___ Entries

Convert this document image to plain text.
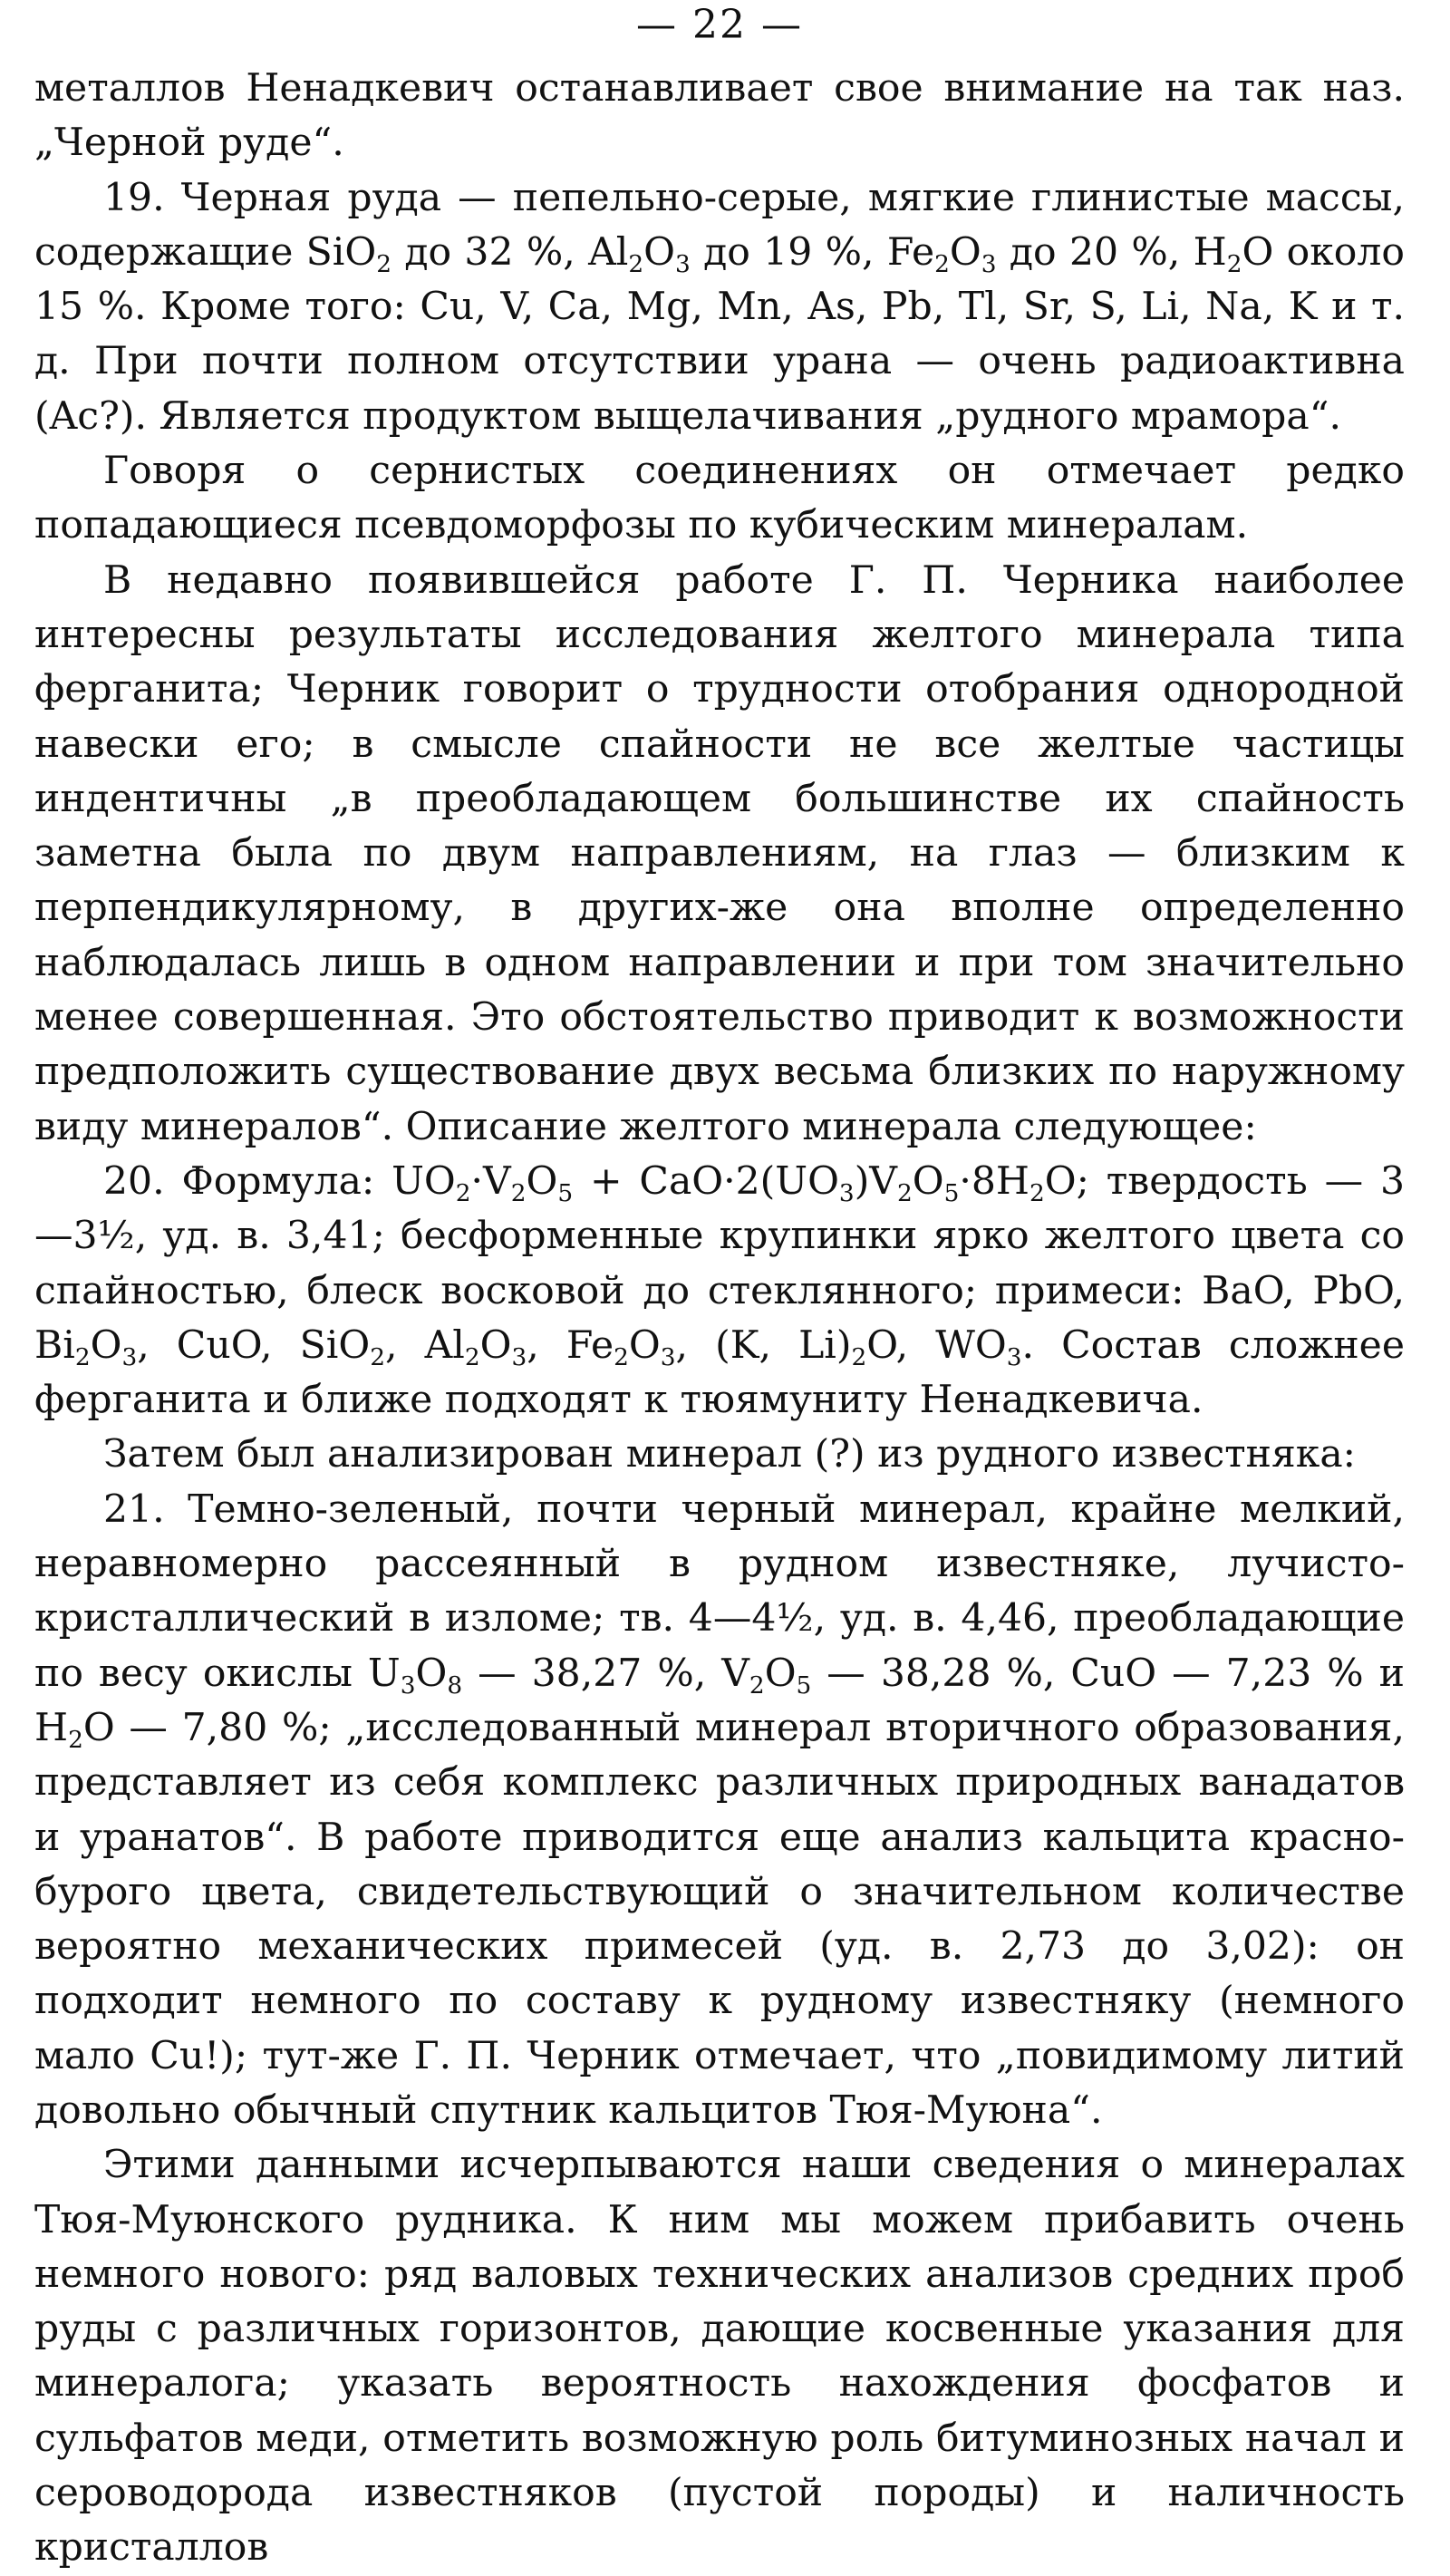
— 22 —

металлов Ненадкевич останавливает свое внимание на так наз. „Черной руде“.

19. Черная руда — пепельно-серые, мягкие глинистые массы, содержащие SiO$_2$ до 32 %, $Al_2O_3$ до 19 %, $Fe_2O_3$ до 20 %, $H_2O$ около 15 %. Кроме того: Cu, V, Ca, Mg, Mn, As, Pb, Tl, Sr, S, Li, Na, K и т. д. При почти полном отсутствии урана — очень радиоактивна (Ac?). Является продуктом выщелачивания „рудного мрамора“.

Говоря о сернистых соединениях он отмечает редко попадающиеся псевдоморфозы по кубическим минералам.

В недавно появившейся работе Г. П. Черника наиболее интересны результаты исследования желтого минерала типа ферганита; Черник говорит о трудности отобрания однородной навески его; в смысле спайности не все желтые частицы индентичны „в преобладающем большинстве их спайность заметна была по двум направлениям, на глаз — близким к перпендикулярному, в других-же она вполне определенно наблюдалась лишь в одном направлении и при том значительно менее совершенная. Это обстоятельство приводит к возможности предположить существование двух весьма близких по наружному виду минералов“. Описание желтого минерала следующее:

20. Формула: $UO_2\cdot V_2O_5 + CaO\cdot 2(UO_3)V_2O_5\cdot 8H_2O$; твердость — 3—3½, уд. в. 3,41; бесформенные крупинки ярко желтого цвета со спайностью, блеск восковой до стеклянного; примеси: BaO, PbO, $Bi_2O_3$, CuO, SiO$_2$, $Al_2O_3$, $Fe_2O_3$, (K, $Li)_2O$, $WO_3$. Состав сложнее ферганита и ближе подходят к тюямуниту Ненадкевича.

Затем был анализирован минерал (?) из рудного известняка:

21. Темно-зеленый, почти черный минерал, крайне мелкий, неравномерно рассеянный в рудном известняке, лучисто-кристаллический в изломе; тв. 4—4½, уд. в. 4,46, преобладающие по весу окислы $U_3O_8$ — 38,27 %, $V_2O_5$ — 38,28 %, CuO — 7,23 % и $H_2O$ — 7,80 %; „исследованный минерал вторичного образования, представляет из себя комплекс различных природных ванадатов и уранатов“. В работе приводится еще анализ кальцита красно-бурого цвета, свидетельствующий о значительном количестве вероятно механических примесей (уд. в. 2,73 до 3,02): он подходит немного по составу к рудному известняку (немного мало Cu!); тут-же Г. П. Черник отмечает, что „повидимому литий довольно обычный спутник кальцитов Тюя-Муюна“.

Этими данными исчерпываются наши сведения о минералах Тюя-Муюнского рудника. К ним мы можем прибавить очень немного нового: ряд валовых технических анализов средних проб руды с различных горизонтов, дающие косвенные указания для минералога; указать вероятность нахождения фосфатов и сульфатов меди, отметить возможную роль битуминозных начал и сероводорода известняков (пустой породы) и наличность кристаллов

______

Instructions to follow: From the material above, copy everything exactly but the pictures.

Solution for this problem:
Convert this document image to plain text.
— 22 —

металлов Ненадкевич останавливает свое внимание на так наз. „Черной руде“.

19. Черная руда — пепельно-серые, мягкие глинистые массы, содержащие SiO$_2$ до 32 %, $Al_2O_3$ до 19 %, $Fe_2O_3$ до 20 %, $H_2O$ около 15 %. Кроме того: Cu, V, Ca, Mg, Mn, As, Pb, Tl, Sr, S, Li, Na, K и т. д. При почти полном отсутствии урана — очень радиоактивна (Ac?). Является продуктом выщелачивания „рудного мрамора“.

Говоря о сернистых соединениях он отмечает редко попадающиеся псевдоморфозы по кубическим минералам.

В недавно появившейся работе Г. П. Черника наиболее интересны результаты исследования желтого минерала типа ферганита; Черник говорит о трудности отобрания однородной навески его; в смысле спайности не все желтые частицы индентичны „в преобладающем большинстве их спайность заметна была по двум направлениям, на глаз — близким к перпендикулярному, в других-же она вполне определенно наблюдалась лишь в одном направлении и при том значительно менее совершенная. Это обстоятельство приводит к возможности предположить существование двух весьма близких по наружному виду минералов“. Описание желтого минерала следующее:

20. Формула: $UO_2\cdot V_2O_5 + CaO\cdot 2(UO_3)V_2O_5\cdot 8H_2O$; твердость — 3—3½, уд. в. 3,41; бесформенные крупинки ярко желтого цвета со спайностью, блеск восковой до стеклянного; примеси: BaO, PbO, $Bi_2O_3$, CuO, SiO$_2$, $Al_2O_3$, $Fe_2O_3$, (K, $Li)_2O$, $WO_3$. Состав сложнее ферганита и ближе подходят к тюямуниту Ненадкевича.

Затем был анализирован минерал (?) из рудного известняка:

21. Темно-зеленый, почти черный минерал, крайне мелкий, неравномерно рассеянный в рудном известняке, лучисто-кристаллический в изломе; тв. 4—4½, уд. в. 4,46, преобладающие по весу окислы $U_3O_8$ — 38,27 %, $V_2O_5$ — 38,28 %, CuO — 7,23 % и $H_2O$ — 7,80 %; „исследованный минерал вторичного образования, представляет из себя комплекс различных природных ванадатов и уранатов“. В работе приводится еще анализ кальцита красно-бурого цвета, свидетельствующий о значительном количестве вероятно механических примесей (уд. в. 2,73 до 3,02): он подходит немного по составу к рудному известняку (немного мало Cu!); тут-же Г. П. Черник отмечает, что „повидимому литий довольно обычный спутник кальцитов Тюя-Муюна“.

Этими данными исчерпываются наши сведения о минералах Тюя-Муюнского рудника. К ним мы можем прибавить очень немного нового: ряд валовых технических анализов средних проб руды с различных горизонтов, дающие косвенные указания для минералога; указать вероятность нахождения фосфатов и сульфатов меди, отметить возможную роль битуминозных начал и сероводорода известняков (пустой породы) и наличность кристаллов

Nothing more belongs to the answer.